### [WHAT TO DO]
Strip the pictures and reproduce the rest of the listing exactly.

══ INPUT MATERIAL

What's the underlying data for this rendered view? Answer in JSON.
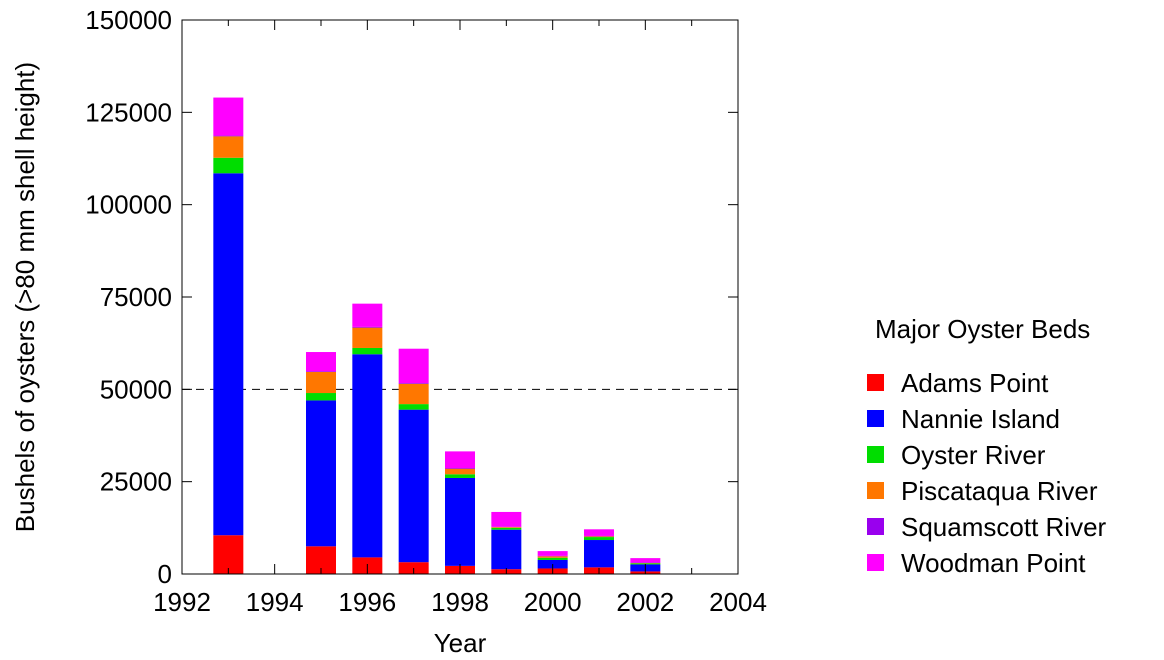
{
  "chart_data": {
    "type": "bar",
    "stacked": true,
    "title": "",
    "xlabel": "Year",
    "ylabel": "Bushels of oysters (>80 mm shell height)",
    "xlim": [
      1992,
      2004
    ],
    "ylim": [
      0,
      150000
    ],
    "x_ticks": [
      "1992",
      "1994",
      "1996",
      "1998",
      "2000",
      "2002",
      "2004"
    ],
    "y_ticks": [
      "0",
      "25000",
      "50000",
      "75000",
      "100000",
      "125000",
      "150000"
    ],
    "reference_line": {
      "y": 50000,
      "style": "dashed"
    },
    "legend": {
      "title": "Major Oyster Beds",
      "position": "right"
    },
    "x": [
      1993,
      1995,
      1996,
      1997,
      1998,
      1999,
      2000,
      2001,
      2002
    ],
    "series": [
      {
        "name": "Adams Point",
        "color": "#ff0000",
        "values": [
          10500,
          7500,
          4500,
          3200,
          2200,
          1300,
          1500,
          1800,
          700
        ]
      },
      {
        "name": "Nannie Island",
        "color": "#0000ff",
        "values": [
          98000,
          39500,
          55000,
          41300,
          23800,
          10700,
          2300,
          7400,
          1900
        ]
      },
      {
        "name": "Oyster River",
        "color": "#00dd00",
        "values": [
          4200,
          2000,
          1700,
          1500,
          1000,
          500,
          600,
          800,
          300
        ]
      },
      {
        "name": "Piscataqua River",
        "color": "#ff7700",
        "values": [
          5800,
          5700,
          5500,
          5500,
          1500,
          200,
          400,
          200,
          100
        ]
      },
      {
        "name": "Squamscott River",
        "color": "#9900ee",
        "values": [
          200,
          200,
          200,
          200,
          200,
          100,
          100,
          100,
          100
        ]
      },
      {
        "name": "Woodman Point",
        "color": "#ff00ff",
        "values": [
          10300,
          5200,
          6300,
          9300,
          4500,
          4000,
          1300,
          1800,
          1200
        ]
      }
    ]
  }
}
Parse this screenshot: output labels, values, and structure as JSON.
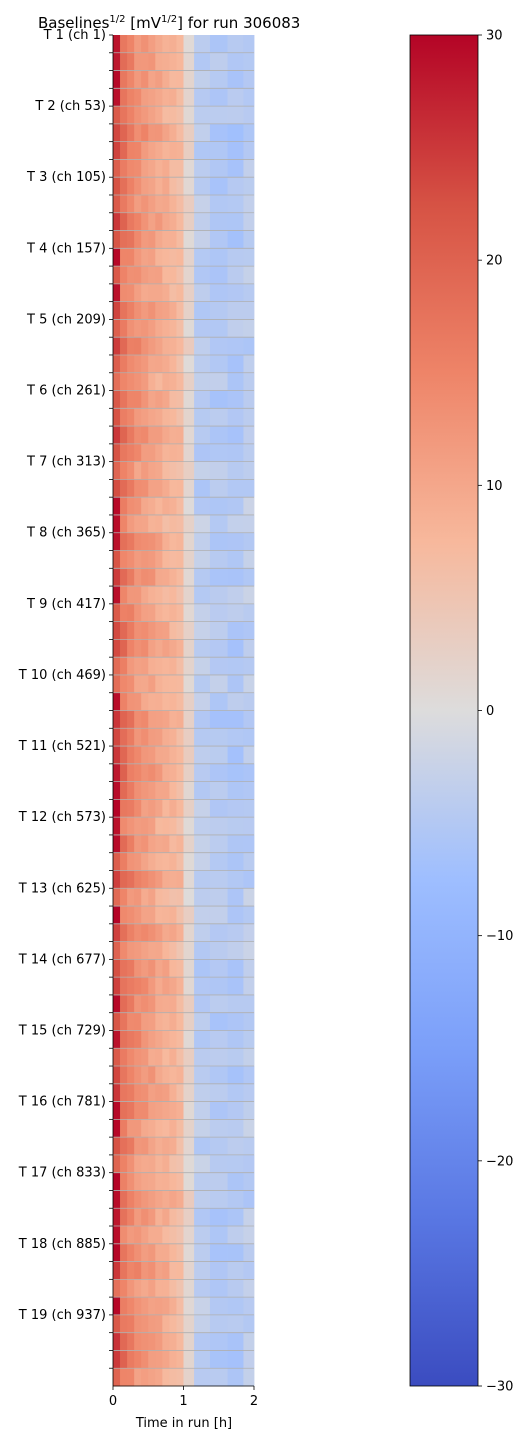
{
  "chart_data": [
    {
      "type": "heatmap",
      "title_main": "Baselines",
      "title_exp1": "1/2",
      "title_mid": " [mV",
      "title_exp2": "1/2",
      "title_tail": "] for run 306083",
      "xlabel": "Time in run [h]",
      "x_ticks": [
        "0",
        "1",
        "2"
      ],
      "xlim": [
        0,
        2
      ],
      "y_tick_labels": [
        "T 1 (ch 1)",
        "T 2 (ch 53)",
        "T 3 (ch 105)",
        "T 4 (ch 157)",
        "T 5 (ch 209)",
        "T 6 (ch 261)",
        "T 7 (ch 313)",
        "T 8 (ch 365)",
        "T 9 (ch 417)",
        "T 10 (ch 469)",
        "T 11 (ch 521)",
        "T 12 (ch 573)",
        "T 13 (ch 625)",
        "T 14 (ch 677)",
        "T 15 (ch 729)",
        "T 16 (ch 781)",
        "T 17 (ch 833)",
        "T 18 (ch 885)",
        "T 19 (ch 937)"
      ],
      "channel_start_labels": [
        1,
        53,
        105,
        157,
        209,
        261,
        313,
        365,
        417,
        469,
        521,
        573,
        625,
        677,
        729,
        781,
        833,
        885,
        937
      ],
      "colormap": "coolwarm",
      "color_range": [
        -30,
        30
      ],
      "grid": "horizontal lines between groups",
      "value_profile_hours": [
        0.05,
        0.15,
        0.25,
        0.35,
        0.45,
        0.55,
        0.65,
        0.75,
        0.85,
        0.95,
        1.05,
        1.25,
        1.5,
        1.75,
        1.95
      ],
      "value_profile_typical": [
        22,
        17,
        15,
        13,
        12,
        11,
        10,
        9,
        8,
        7,
        2,
        -4,
        -5,
        -5,
        -4
      ],
      "red_first_column_groups_note": "first column near 28–30 in many rows"
    },
    {
      "type": "colorbar",
      "ticks": [
        "30",
        "20",
        "10",
        "0",
        "−10",
        "−20",
        "−30"
      ],
      "tick_values": [
        30,
        20,
        10,
        0,
        -10,
        -20,
        -30
      ],
      "colors": {
        "low": "#3b4cc0",
        "mid": "#dddddd",
        "high": "#b40426"
      }
    }
  ]
}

════

### [WRITTEN RESPONSE]
What's the underlying data for this rendered view? Answer in JSON.
{
  "chart_data": {
    "type": "bar",
    "stacked": true,
    "title": "",
    "xlabel": "Year",
    "ylabel": "Bushels of oysters (>80 mm shell height)",
    "xlim": [
      1992,
      2004
    ],
    "ylim": [
      0,
      150000
    ],
    "x_ticks": [
      "1992",
      "1994",
      "1996",
      "1998",
      "2000",
      "2002",
      "2004"
    ],
    "y_ticks": [
      "0",
      "25000",
      "50000",
      "75000",
      "100000",
      "125000",
      "150000"
    ],
    "reference_line": {
      "y": 50000,
      "style": "dashed"
    },
    "legend": {
      "title": "Major Oyster Beds",
      "position": "right"
    },
    "x": [
      1993,
      1995,
      1996,
      1997,
      1998,
      1999,
      2000,
      2001,
      2002
    ],
    "series": [
      {
        "name": "Adams Point",
        "color": "#ff0000",
        "values": [
          10500,
          7500,
          4500,
          3200,
          2200,
          1300,
          1500,
          1800,
          700
        ]
      },
      {
        "name": "Nannie Island",
        "color": "#0000ff",
        "values": [
          98000,
          39500,
          55000,
          41300,
          23800,
          10700,
          2300,
          7400,
          1900
        ]
      },
      {
        "name": "Oyster River",
        "color": "#00dd00",
        "values": [
          4200,
          2000,
          1700,
          1500,
          1000,
          500,
          600,
          800,
          300
        ]
      },
      {
        "name": "Piscataqua River",
        "color": "#ff7700",
        "values": [
          5800,
          5700,
          5500,
          5500,
          1500,
          200,
          400,
          200,
          100
        ]
      },
      {
        "name": "Squamscott River",
        "color": "#9900ee",
        "values": [
          200,
          200,
          200,
          200,
          200,
          100,
          100,
          100,
          100
        ]
      },
      {
        "name": "Woodman Point",
        "color": "#ff00ff",
        "values": [
          10300,
          5200,
          6300,
          9300,
          4500,
          4000,
          1300,
          1800,
          1200
        ]
      }
    ]
  }
}
Parse this screenshot: output labels, values, and structure as JSON.
{
  "chart_data": [
    {
      "type": "heatmap",
      "title_main": "Baselines",
      "title_exp1": "1/2",
      "title_mid": " [mV",
      "title_exp2": "1/2",
      "title_tail": "] for run 306083",
      "xlabel": "Time in run [h]",
      "x_ticks": [
        "0",
        "1",
        "2"
      ],
      "xlim": [
        0,
        2
      ],
      "y_tick_labels": [
        "T 1 (ch 1)",
        "T 2 (ch 53)",
        "T 3 (ch 105)",
        "T 4 (ch 157)",
        "T 5 (ch 209)",
        "T 6 (ch 261)",
        "T 7 (ch 313)",
        "T 8 (ch 365)",
        "T 9 (ch 417)",
        "T 10 (ch 469)",
        "T 11 (ch 521)",
        "T 12 (ch 573)",
        "T 13 (ch 625)",
        "T 14 (ch 677)",
        "T 15 (ch 729)",
        "T 16 (ch 781)",
        "T 17 (ch 833)",
        "T 18 (ch 885)",
        "T 19 (ch 937)"
      ],
      "channel_start_labels": [
        1,
        53,
        105,
        157,
        209,
        261,
        313,
        365,
        417,
        469,
        521,
        573,
        625,
        677,
        729,
        781,
        833,
        885,
        937
      ],
      "colormap": "coolwarm",
      "color_range": [
        -30,
        30
      ],
      "grid": "horizontal lines between groups",
      "value_profile_hours": [
        0.05,
        0.15,
        0.25,
        0.35,
        0.45,
        0.55,
        0.65,
        0.75,
        0.85,
        0.95,
        1.05,
        1.25,
        1.5,
        1.75,
        1.95
      ],
      "value_profile_typical": [
        22,
        17,
        15,
        13,
        12,
        11,
        10,
        9,
        8,
        7,
        2,
        -4,
        -5,
        -5,
        -4
      ],
      "red_first_column_groups_note": "first column near 28–30 in many rows"
    },
    {
      "type": "colorbar",
      "ticks": [
        "30",
        "20",
        "10",
        "0",
        "−10",
        "−20",
        "−30"
      ],
      "tick_values": [
        30,
        20,
        10,
        0,
        -10,
        -20,
        -30
      ],
      "colors": {
        "low": "#3b4cc0",
        "mid": "#dddddd",
        "high": "#b40426"
      }
    }
  ]
}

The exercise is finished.